►

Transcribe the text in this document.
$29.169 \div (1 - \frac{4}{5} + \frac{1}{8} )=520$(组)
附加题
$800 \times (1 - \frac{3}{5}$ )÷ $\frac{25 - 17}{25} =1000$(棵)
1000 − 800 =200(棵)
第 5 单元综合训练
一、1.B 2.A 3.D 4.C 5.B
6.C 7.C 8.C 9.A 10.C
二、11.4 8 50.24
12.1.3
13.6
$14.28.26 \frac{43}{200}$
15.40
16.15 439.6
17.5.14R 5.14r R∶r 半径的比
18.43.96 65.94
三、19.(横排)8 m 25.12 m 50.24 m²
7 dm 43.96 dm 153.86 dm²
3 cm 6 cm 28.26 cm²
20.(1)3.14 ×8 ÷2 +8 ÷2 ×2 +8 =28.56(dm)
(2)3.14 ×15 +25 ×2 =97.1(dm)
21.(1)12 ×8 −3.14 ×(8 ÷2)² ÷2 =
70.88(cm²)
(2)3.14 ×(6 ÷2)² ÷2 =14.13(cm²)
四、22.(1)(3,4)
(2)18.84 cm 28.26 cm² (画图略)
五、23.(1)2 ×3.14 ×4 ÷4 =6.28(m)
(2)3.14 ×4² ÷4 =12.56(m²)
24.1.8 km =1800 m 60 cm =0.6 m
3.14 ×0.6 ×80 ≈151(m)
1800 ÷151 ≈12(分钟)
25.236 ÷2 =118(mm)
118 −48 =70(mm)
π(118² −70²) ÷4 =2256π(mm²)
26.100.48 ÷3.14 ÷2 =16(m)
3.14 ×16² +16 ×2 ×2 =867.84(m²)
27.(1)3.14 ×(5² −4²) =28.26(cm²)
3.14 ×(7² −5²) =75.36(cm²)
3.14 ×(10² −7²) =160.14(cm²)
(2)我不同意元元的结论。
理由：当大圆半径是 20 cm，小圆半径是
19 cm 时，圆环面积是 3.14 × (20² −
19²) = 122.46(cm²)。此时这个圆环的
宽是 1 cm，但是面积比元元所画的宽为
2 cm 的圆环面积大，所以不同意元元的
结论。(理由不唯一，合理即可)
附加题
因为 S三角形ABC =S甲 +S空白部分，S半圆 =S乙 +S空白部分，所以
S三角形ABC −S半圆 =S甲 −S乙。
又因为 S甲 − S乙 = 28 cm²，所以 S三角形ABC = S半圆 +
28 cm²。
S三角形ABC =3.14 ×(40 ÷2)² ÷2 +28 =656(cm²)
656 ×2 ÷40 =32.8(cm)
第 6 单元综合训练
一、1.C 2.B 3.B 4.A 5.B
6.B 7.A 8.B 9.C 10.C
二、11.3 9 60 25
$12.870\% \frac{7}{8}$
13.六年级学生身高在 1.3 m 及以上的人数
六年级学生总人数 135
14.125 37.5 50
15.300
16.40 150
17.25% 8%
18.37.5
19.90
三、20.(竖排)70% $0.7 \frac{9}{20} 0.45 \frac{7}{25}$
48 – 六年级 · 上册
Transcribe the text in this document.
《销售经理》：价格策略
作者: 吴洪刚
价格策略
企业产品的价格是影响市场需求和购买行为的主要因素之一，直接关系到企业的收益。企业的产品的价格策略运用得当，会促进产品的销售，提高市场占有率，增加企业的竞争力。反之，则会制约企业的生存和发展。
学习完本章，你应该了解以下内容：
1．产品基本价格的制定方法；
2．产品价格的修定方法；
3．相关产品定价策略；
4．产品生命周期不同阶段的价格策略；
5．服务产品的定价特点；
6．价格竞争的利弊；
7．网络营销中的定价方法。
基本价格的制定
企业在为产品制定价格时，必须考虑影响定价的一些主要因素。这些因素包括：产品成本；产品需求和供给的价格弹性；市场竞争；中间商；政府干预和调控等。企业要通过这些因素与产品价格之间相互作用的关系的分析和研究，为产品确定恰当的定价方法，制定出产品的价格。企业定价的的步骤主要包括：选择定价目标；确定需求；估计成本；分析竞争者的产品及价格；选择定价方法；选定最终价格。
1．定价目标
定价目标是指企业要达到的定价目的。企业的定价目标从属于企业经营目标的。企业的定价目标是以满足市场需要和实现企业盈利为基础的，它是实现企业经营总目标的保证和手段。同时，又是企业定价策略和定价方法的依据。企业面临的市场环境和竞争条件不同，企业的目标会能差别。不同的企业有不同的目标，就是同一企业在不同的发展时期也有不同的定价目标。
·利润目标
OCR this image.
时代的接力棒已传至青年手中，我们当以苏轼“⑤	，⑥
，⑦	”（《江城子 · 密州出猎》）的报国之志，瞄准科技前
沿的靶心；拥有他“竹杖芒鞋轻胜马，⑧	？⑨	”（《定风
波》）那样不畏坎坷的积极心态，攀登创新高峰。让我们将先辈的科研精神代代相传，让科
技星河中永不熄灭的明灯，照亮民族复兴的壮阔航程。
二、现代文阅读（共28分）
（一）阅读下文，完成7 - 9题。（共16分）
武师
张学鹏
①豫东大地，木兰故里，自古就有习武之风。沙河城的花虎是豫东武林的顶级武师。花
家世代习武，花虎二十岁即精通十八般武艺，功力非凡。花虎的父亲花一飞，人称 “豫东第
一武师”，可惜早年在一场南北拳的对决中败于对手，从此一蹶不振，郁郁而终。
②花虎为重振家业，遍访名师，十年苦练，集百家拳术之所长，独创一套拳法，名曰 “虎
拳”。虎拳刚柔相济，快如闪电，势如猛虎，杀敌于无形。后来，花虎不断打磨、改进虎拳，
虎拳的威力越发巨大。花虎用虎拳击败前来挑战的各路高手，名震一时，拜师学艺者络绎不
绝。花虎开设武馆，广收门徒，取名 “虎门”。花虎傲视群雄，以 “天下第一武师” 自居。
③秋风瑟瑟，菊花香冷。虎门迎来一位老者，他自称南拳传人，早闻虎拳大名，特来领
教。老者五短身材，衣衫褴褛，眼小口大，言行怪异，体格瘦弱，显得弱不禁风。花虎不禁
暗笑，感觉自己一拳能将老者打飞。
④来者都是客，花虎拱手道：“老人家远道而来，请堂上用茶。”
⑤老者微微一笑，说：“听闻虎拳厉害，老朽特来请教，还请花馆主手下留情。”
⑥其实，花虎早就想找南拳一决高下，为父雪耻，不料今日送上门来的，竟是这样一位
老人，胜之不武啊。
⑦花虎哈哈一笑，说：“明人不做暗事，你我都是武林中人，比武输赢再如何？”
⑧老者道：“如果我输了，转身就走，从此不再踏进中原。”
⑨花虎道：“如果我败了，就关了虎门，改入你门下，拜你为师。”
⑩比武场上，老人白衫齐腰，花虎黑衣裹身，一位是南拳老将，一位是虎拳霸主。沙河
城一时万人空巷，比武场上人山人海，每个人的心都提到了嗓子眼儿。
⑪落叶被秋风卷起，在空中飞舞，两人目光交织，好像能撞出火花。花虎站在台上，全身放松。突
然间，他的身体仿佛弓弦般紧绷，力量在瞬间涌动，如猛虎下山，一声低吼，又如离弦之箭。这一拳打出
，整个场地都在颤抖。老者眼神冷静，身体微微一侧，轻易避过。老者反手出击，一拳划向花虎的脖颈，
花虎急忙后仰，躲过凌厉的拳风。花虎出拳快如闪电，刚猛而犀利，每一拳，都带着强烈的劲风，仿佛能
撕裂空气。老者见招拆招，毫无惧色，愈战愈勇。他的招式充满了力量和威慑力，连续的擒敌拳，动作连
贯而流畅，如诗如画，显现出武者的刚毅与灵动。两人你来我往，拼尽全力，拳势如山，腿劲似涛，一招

◄

Given task: Reproduce every entry shown above, precisely as it stands.

Exercise solution:
Transcribe the text in this document.
$29.169 \div (1 - \frac{4}{5} + \frac{1}{8} )=520$(组)
附加题
$800 \times (1 - \frac{3}{5}$ )÷ $\frac{25 - 17}{25} =1000$(棵)
1000 − 800 =200(棵)
第 5 单元综合训练
一、1.B 2.A 3.D 4.C 5.B
6.C 7.C 8.C 9.A 10.C
二、11.4 8 50.24
12.1.3
13.6
$14.28.26 \frac{43}{200}$
15.40
16.15 439.6
17.5.14R 5.14r R∶r 半径的比
18.43.96 65.94
三、19.(横排)8 m 25.12 m 50.24 m²
7 dm 43.96 dm 153.86 dm²
3 cm 6 cm 28.26 cm²
20.(1)3.14 ×8 ÷2 +8 ÷2 ×2 +8 =28.56(dm)
(2)3.14 ×15 +25 ×2 =97.1(dm)
21.(1)12 ×8 −3.14 ×(8 ÷2)² ÷2 =
70.88(cm²)
(2)3.14 ×(6 ÷2)² ÷2 =14.13(cm²)
四、22.(1)(3,4)
(2)18.84 cm 28.26 cm² (画图略)
五、23.(1)2 ×3.14 ×4 ÷4 =6.28(m)
(2)3.14 ×4² ÷4 =12.56(m²)
24.1.8 km =1800 m 60 cm =0.6 m
3.14 ×0.6 ×80 ≈151(m)
1800 ÷151 ≈12(分钟)
25.236 ÷2 =118(mm)
118 −48 =70(mm)
π(118² −70²) ÷4 =2256π(mm²)
26.100.48 ÷3.14 ÷2 =16(m)
3.14 ×16² +16 ×2 ×2 =867.84(m²)
27.(1)3.14 ×(5² −4²) =28.26(cm²)
3.14 ×(7² −5²) =75.36(cm²)
3.14 ×(10² −7²) =160.14(cm²)
(2)我不同意元元的结论。
理由：当大圆半径是 20 cm，小圆半径是
19 cm 时，圆环面积是 3.14 × (20² −
19²) = 122.46(cm²)。此时这个圆环的
宽是 1 cm，但是面积比元元所画的宽为
2 cm 的圆环面积大，所以不同意元元的
结论。(理由不唯一，合理即可)
附加题
因为 S三角形ABC =S甲 +S空白部分，S半圆 =S乙 +S空白部分，所以
S三角形ABC −S半圆 =S甲 −S乙。
又因为 S甲 − S乙 = 28 cm²，所以 S三角形ABC = S半圆 +
28 cm²。
S三角形ABC =3.14 ×(40 ÷2)² ÷2 +28 =656(cm²)
656 ×2 ÷40 =32.8(cm)
第 6 单元综合训练
一、1.C 2.B 3.B 4.A 5.B
6.B 7.A 8.B 9.C 10.C
二、11.3 9 60 25
$12.870\% \frac{7}{8}$
13.六年级学生身高在 1.3 m 及以上的人数
六年级学生总人数 135
14.125 37.5 50
15.300
16.40 150
17.25% 8%
18.37.5
19.90
三、20.(竖排)70% $0.7 \frac{9}{20} 0.45 \frac{7}{25}$
48 – 六年级 · 上册
Transcribe the text in this document.
《销售经理》：价格策略
作者: 吴洪刚
价格策略
企业产品的价格是影响市场需求和购买行为的主要因素之一，直接关系到企业的收益。企业的产品的价格策略运用得当，会促进产品的销售，提高市场占有率，增加企业的竞争力。反之，则会制约企业的生存和发展。
学习完本章，你应该了解以下内容：
1．产品基本价格的制定方法；
2．产品价格的修定方法；
3．相关产品定价策略；
4．产品生命周期不同阶段的价格策略；
5．服务产品的定价特点；
6．价格竞争的利弊；
7．网络营销中的定价方法。
基本价格的制定
企业在为产品制定价格时，必须考虑影响定价的一些主要因素。这些因素包括：产品成本；产品需求和供给的价格弹性；市场竞争；中间商；政府干预和调控等。企业要通过这些因素与产品价格之间相互作用的关系的分析和研究，为产品确定恰当的定价方法，制定出产品的价格。企业定价的的步骤主要包括：选择定价目标；确定需求；估计成本；分析竞争者的产品及价格；选择定价方法；选定最终价格。
1．定价目标
定价目标是指企业要达到的定价目的。企业的定价目标从属于企业经营目标的。企业的定价目标是以满足市场需要和实现企业盈利为基础的，它是实现企业经营总目标的保证和手段。同时，又是企业定价策略和定价方法的依据。企业面临的市场环境和竞争条件不同，企业的目标会能差别。不同的企业有不同的目标，就是同一企业在不同的发展时期也有不同的定价目标。
·利润目标
OCR this image.
时代的接力棒已传至青年手中，我们当以苏轼“⑤	，⑥
，⑦	”（《江城子 · 密州出猎》）的报国之志，瞄准科技前
沿的靶心；拥有他“竹杖芒鞋轻胜马，⑧	？⑨	”（《定风
波》）那样不畏坎坷的积极心态，攀登创新高峰。让我们将先辈的科研精神代代相传，让科
技星河中永不熄灭的明灯，照亮民族复兴的壮阔航程。
二、现代文阅读（共28分）
（一）阅读下文，完成7 - 9题。（共16分）
武师
张学鹏
①豫东大地，木兰故里，自古就有习武之风。沙河城的花虎是豫东武林的顶级武师。花
家世代习武，花虎二十岁即精通十八般武艺，功力非凡。花虎的父亲花一飞，人称 “豫东第
一武师”，可惜早年在一场南北拳的对决中败于对手，从此一蹶不振，郁郁而终。
②花虎为重振家业，遍访名师，十年苦练，集百家拳术之所长，独创一套拳法，名曰 “虎
拳”。虎拳刚柔相济，快如闪电，势如猛虎，杀敌于无形。后来，花虎不断打磨、改进虎拳，
虎拳的威力越发巨大。花虎用虎拳击败前来挑战的各路高手，名震一时，拜师学艺者络绎不
绝。花虎开设武馆，广收门徒，取名 “虎门”。花虎傲视群雄，以 “天下第一武师” 自居。
③秋风瑟瑟，菊花香冷。虎门迎来一位老者，他自称南拳传人，早闻虎拳大名，特来领
教。老者五短身材，衣衫褴褛，眼小口大，言行怪异，体格瘦弱，显得弱不禁风。花虎不禁
暗笑，感觉自己一拳能将老者打飞。
④来者都是客，花虎拱手道：“老人家远道而来，请堂上用茶。”
⑤老者微微一笑，说：“听闻虎拳厉害，老朽特来请教，还请花馆主手下留情。”
⑥其实，花虎早就想找南拳一决高下，为父雪耻，不料今日送上门来的，竟是这样一位
老人，胜之不武啊。
⑦花虎哈哈一笑，说：“明人不做暗事，你我都是武林中人，比武输赢再如何？”
⑧老者道：“如果我输了，转身就走，从此不再踏进中原。”
⑨花虎道：“如果我败了，就关了虎门，改入你门下，拜你为师。”
⑩比武场上，老人白衫齐腰，花虎黑衣裹身，一位是南拳老将，一位是虎拳霸主。沙河
城一时万人空巷，比武场上人山人海，每个人的心都提到了嗓子眼儿。
⑪落叶被秋风卷起，在空中飞舞，两人目光交织，好像能撞出火花。花虎站在台上，全身放松。突
然间，他的身体仿佛弓弦般紧绷，力量在瞬间涌动，如猛虎下山，一声低吼，又如离弦之箭。这一拳打出
，整个场地都在颤抖。老者眼神冷静，身体微微一侧，轻易避过。老者反手出击，一拳划向花虎的脖颈，
花虎急忙后仰，躲过凌厉的拳风。花虎出拳快如闪电，刚猛而犀利，每一拳，都带着强烈的劲风，仿佛能
撕裂空气。老者见招拆招，毫无惧色，愈战愈勇。他的招式充满了力量和威慑力，连续的擒敌拳，动作连
贯而流畅，如诗如画，显现出武者的刚毅与灵动。两人你来我往，拼尽全力，拳势如山，腿劲似涛，一招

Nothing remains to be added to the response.